*Stored records:*
------------------------------------------------
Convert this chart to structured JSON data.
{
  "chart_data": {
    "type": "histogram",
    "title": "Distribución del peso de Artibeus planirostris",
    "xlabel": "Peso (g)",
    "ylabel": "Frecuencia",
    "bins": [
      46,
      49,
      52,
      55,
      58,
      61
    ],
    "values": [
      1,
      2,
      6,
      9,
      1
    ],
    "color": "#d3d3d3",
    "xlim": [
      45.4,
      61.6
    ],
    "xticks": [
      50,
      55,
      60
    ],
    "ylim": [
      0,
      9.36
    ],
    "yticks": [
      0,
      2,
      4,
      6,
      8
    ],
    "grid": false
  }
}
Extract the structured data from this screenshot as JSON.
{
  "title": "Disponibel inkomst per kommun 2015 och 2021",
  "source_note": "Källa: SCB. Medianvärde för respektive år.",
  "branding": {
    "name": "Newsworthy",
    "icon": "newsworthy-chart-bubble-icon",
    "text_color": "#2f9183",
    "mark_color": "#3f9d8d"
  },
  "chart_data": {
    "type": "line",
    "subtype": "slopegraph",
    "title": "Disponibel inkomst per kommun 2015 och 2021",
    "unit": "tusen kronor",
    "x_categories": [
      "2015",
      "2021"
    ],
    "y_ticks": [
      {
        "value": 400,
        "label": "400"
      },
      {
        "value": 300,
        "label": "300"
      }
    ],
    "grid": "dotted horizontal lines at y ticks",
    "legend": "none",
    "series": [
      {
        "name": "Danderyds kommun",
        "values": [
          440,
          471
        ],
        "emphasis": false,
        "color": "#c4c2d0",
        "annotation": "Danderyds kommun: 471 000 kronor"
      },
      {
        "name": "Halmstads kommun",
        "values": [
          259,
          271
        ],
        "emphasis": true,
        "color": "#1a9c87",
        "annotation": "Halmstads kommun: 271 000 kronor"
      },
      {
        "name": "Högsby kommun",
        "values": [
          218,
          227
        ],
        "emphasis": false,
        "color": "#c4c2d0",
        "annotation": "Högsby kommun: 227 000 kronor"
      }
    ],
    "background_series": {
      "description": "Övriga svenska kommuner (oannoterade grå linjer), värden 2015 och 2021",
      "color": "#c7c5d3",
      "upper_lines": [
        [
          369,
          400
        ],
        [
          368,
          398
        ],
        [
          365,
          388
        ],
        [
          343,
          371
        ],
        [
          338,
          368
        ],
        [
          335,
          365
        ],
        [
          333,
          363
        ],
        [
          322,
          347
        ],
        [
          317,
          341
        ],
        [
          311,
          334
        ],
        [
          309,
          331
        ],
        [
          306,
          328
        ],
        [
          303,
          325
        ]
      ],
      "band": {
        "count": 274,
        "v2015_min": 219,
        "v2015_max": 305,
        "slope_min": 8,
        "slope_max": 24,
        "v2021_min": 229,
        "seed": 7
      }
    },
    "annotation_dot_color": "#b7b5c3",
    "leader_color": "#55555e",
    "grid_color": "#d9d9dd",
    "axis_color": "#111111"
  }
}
------------------------------------------------
*TASK OBJECTIVE:*
Find all lines holding the string "Disponibel" and copy them.

*THE COMPLETED TASK:*
  "title": "Disponibel inkomst per kommun 2015 och 2021",
    "title": "Disponibel inkomst per kommun 2015 och 2021",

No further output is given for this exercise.